Your task:
Gather up all lines that carry the word "обратившихся".

Records for this task:
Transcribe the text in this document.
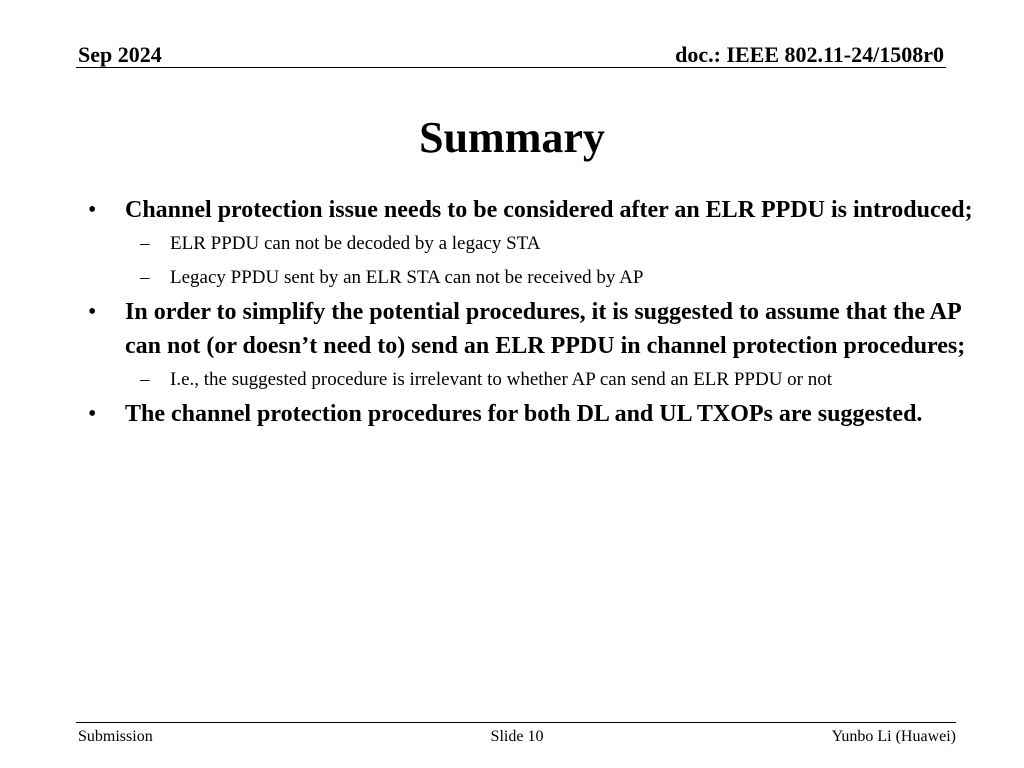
Sep 2024	doc.: IEEE 802.11-24/1508r0
Summary

• Channel protection issue needs to be considered after an ELR PPDU is introduced;

– ELR PPDU can not be decoded by a legacy STA

– Legacy PPDU sent by an ELR STA can not be received by AP

• In order to simplify the potential procedures, it is suggested to assume that the AP can not (or doesn’t need to) send an ELR PPDU in channel protection procedures;

– I.e., the suggested procedure is irrelevant to whether AP can send an ELR PPDU or not

• The channel protection procedures for both DL and UL TXOPs are suggested.

Submission	Slide 10	Yunbo Li (Huawei)
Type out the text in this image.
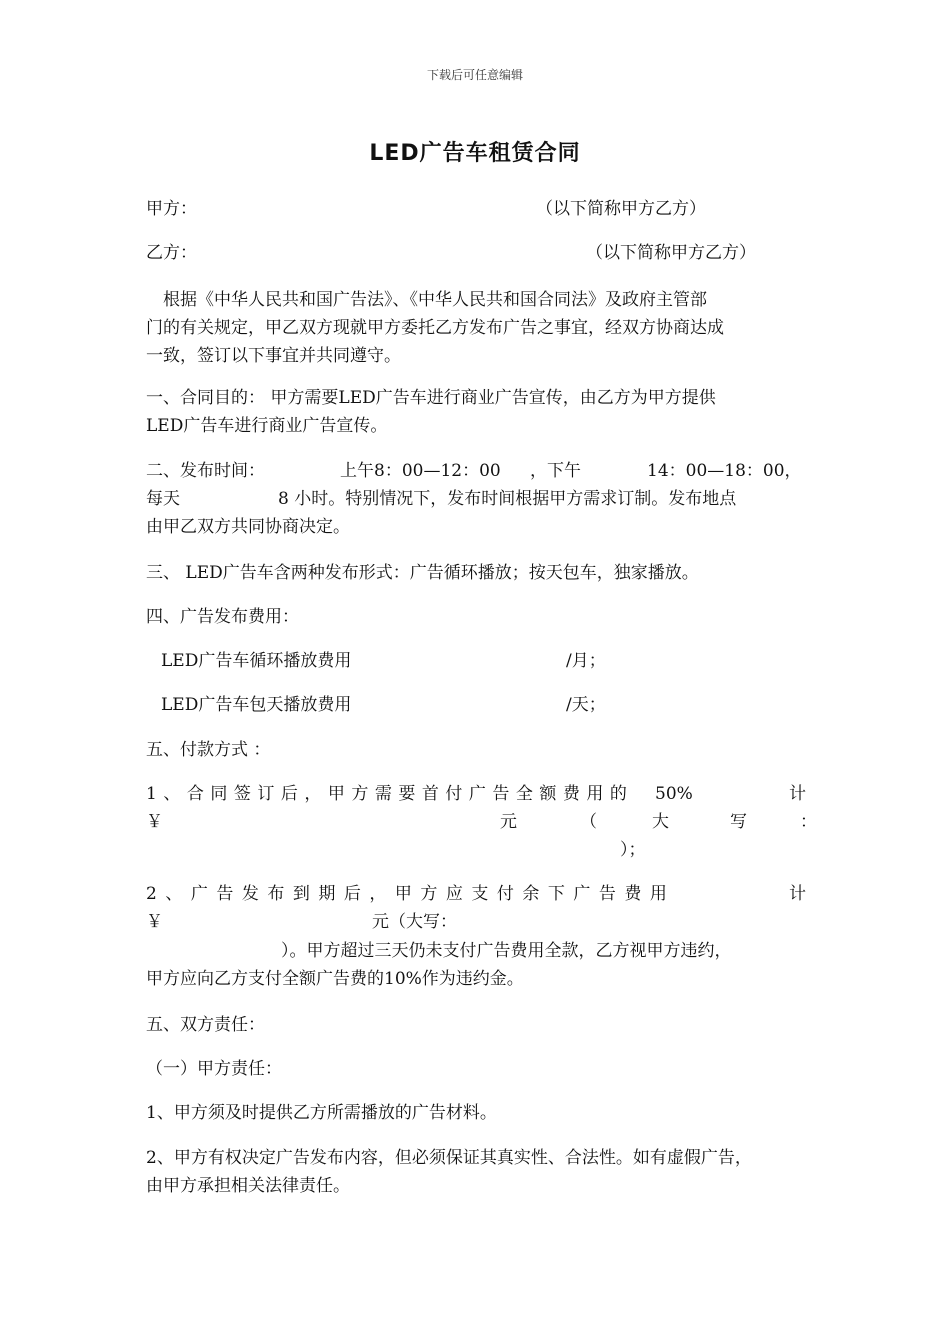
下载后可任意编辑
LED广告车租赁合同
甲方：	（以下简称甲方乙方）
乙方：	（以下简称甲方乙方）
根据《中华人民共和国广告法》、《中华人民共和国合同法》及政府主管部
门的有关规定，甲乙双方现就甲方委托乙方发布广告之事宜，经双方协商达成
一致，签订以下事宜并共同遵守。
一、合同目的： 甲方需要LED广告车进行商业广告宣传，由乙方为甲方提供
LED广告车进行商业广告宣传。
二、发布时间：	上午8：00—12：00 ，下午	14：00—18：00，
每天	8 小时。特别情况下，发布时间根据甲方需求订制。发布地点
由甲乙双方共同协商决定。
三、 LED广告车含两种发布形式：广告循环播放；按天包车，独家播放。
四、广告发布费用：
LED广告车循环播放费用	/月；
LED广告车包天播放费用	/天；
五、付款方式 ：
1、合同签订后，甲方需要首付广告全额费用的 50%	计
￥	元	（	大	写	：
）；
2、广告发布到期后，甲方应支付余下广告费用	计
￥	元（大写：
）。甲方超过三天仍未支付广告费用全款，乙方视甲方违约，
甲方应向乙方支付全额广告费的10%作为违约金。
五、双方责任：
（一）甲方责任：
1、甲方须及时提供乙方所需播放的广告材料。
2、甲方有权决定广告发布内容，但必须保证其真实性、合法性。如有虚假广告，
由甲方承担相关法律责任。
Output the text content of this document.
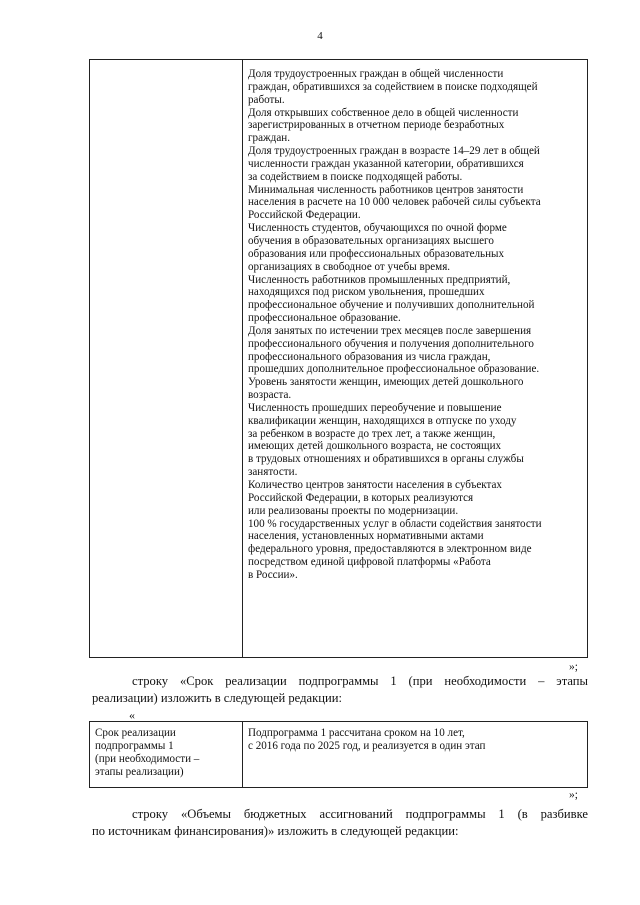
4
Доля трудоустроенных граждан в общей численности
граждан, обратившихся за содействием в поиске подходящей
работы.
Доля открывших собственное дело в общей численности
зарегистрированных в отчетном периоде безработных
граждан.
Доля трудоустроенных граждан в возрасте 14–29 лет в общей
численности граждан указанной категории, обратившихся
за содействием в поиске подходящей работы.
Минимальная численность работников центров занятости
населения в расчете на 10 000 человек рабочей силы субъекта
Российской Федерации.
Численность студентов, обучающихся по очной форме
обучения в образовательных организациях высшего
образования или профессиональных образовательных
организациях в свободное от учебы время.
Численность работников промышленных предприятий,
находящихся под риском увольнения, прошедших
профессиональное обучение и получивших дополнительной
профессиональное образование.
Доля занятых по истечении трех месяцев после завершения
профессионального обучения и получения дополнительного
профессионального образования из числа граждан,
прошедших дополнительное профессиональное образование.
Уровень занятости женщин, имеющих детей дошкольного
возраста.
Численность прошедших переобучение и повышение
квалификации женщин, находящихся в отпуске по уходу
за ребенком в возрасте до трех лет, а также женщин,
имеющих детей дошкольного возраста, не состоящих
в трудовых отношениях и обратившихся в органы службы
занятости.
Количество центров занятости населения в субъектах
Российской Федерации, в которых реализуются
или реализованы проекты по модернизации.
100 % государственных услуг в области содействия занятости
населения, установленных нормативными актами
федерального уровня, предоставляются в электронном виде
посредством единой цифровой платформы «Работа
в России».
»;
строку «Срок реализации подпрограммы 1 (при необходимости – этапы
реализации) изложить в следующей редакции:
«
Срок реализации
подпрограммы 1
(при необходимости –
этапы реализации)
Подпрограмма 1 рассчитана сроком на 10 лет,
с 2016 года по 2025 год, и реализуется в один этап
»;
строку «Объемы бюджетных ассигнований подпрограммы 1 (в разбивке
по источникам финансирования)» изложить в следующей редакции:
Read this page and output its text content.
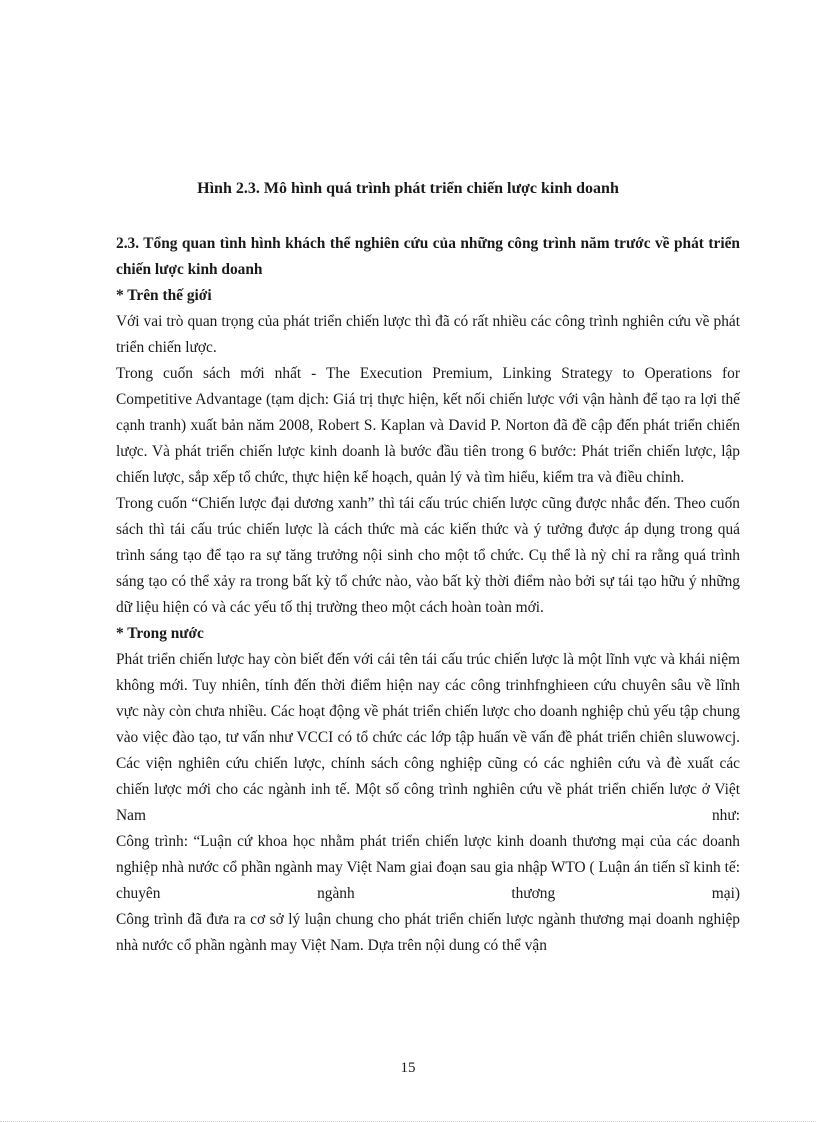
Hình 2.3. Mô hình quá trình phát triển chiến lược kinh doanh

2.3. Tổng quan tình hình khách thể nghiên cứu của những công trình năm trước về phát triển chiến lược kinh doanh

* Trên thế giới

Với vai trò quan trọng của phát triển chiến lược thì đã có rất nhiều các công trình nghiên cứu về phát triển chiến lược.

Trong cuốn sách mới nhất - The Execution Premium, Linking Strategy to Operations for Competitive Advantage (tạm dịch: Giá trị thực hiện, kết nối chiến lược với vận hành để tạo ra lợi thế cạnh tranh) xuất bản năm 2008, Robert S. Kaplan và David P. Norton đã đề cập đến phát triển chiến lược. Và phát triển chiến lược kinh doanh là bước đầu tiên trong 6 bước: Phát triển chiến lược, lập chiến lược, sắp xếp tổ chức, thực hiện kế hoạch, quản lý và tìm hiểu, kiểm tra và điều chỉnh.

Trong cuốn “Chiến lược đại dương xanh” thì tái cấu trúc chiến lược cũng được nhắc đến. Theo cuốn sách thì tái cấu trúc chiến lược là cách thức mà các kiến thức và ý tưởng được áp dụng trong quá trình sáng tạo để tạo ra sự tăng trưởng nội sinh cho một tổ chức. Cụ thể là nỳ chỉ ra rằng quá trình sáng tạo có thể xảy ra trong bất kỳ tổ chức nào, vào bất kỳ thời điểm nào bởi sự tái tạo hữu ý những dữ liệu hiện có và các yếu tố thị trường theo một cách hoàn toàn mới.

* Trong nước

Phát triển chiến lược hay còn biết đến với cái tên tái cấu trúc chiến lược là một lĩnh vực và khái niệm không mới. Tuy nhiên, tính đến thời điểm hiện nay các công trinhfnghieen cứu chuyên sâu về lĩnh vực này còn chưa nhiều. Các hoạt động về phát triển chiến lược cho doanh nghiệp chủ yếu tập chung vào việc đào tạo, tư vấn như VCCI có tổ chức các lớp tập huấn về vấn đề phát triển chiên sluwowcj. Các viện nghiên cứu chiến lược, chính sách công nghiệp cũng có các nghiên cứu và đè xuất các chiến lược mới cho các ngành inh tế. Một số công trình nghiên cứu về phát triển chiến lược ở Việt Nam như:

Công trình: “Luận cứ khoa học nhằm phát triển chiến lược kinh doanh thương mại của các doanh nghiệp nhà nước cổ phần ngành may Việt Nam giai đoạn sau gia nhập WTO ( Luận án tiến sĩ kinh tế: chuyên ngành thương mại)

Công trình đã đưa ra cơ sở lý luận chung cho phát triển chiến lược ngành thương mại doanh nghiệp nhà nước cổ phần ngành may Việt Nam. Dựa trên nội dung có thể vận

15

Solved problem:
граждан, обратившихся за содействием в поиске подходящей
численности граждан указанной категории, обратившихся
в трудовых отношениях и обратившихся в органы службы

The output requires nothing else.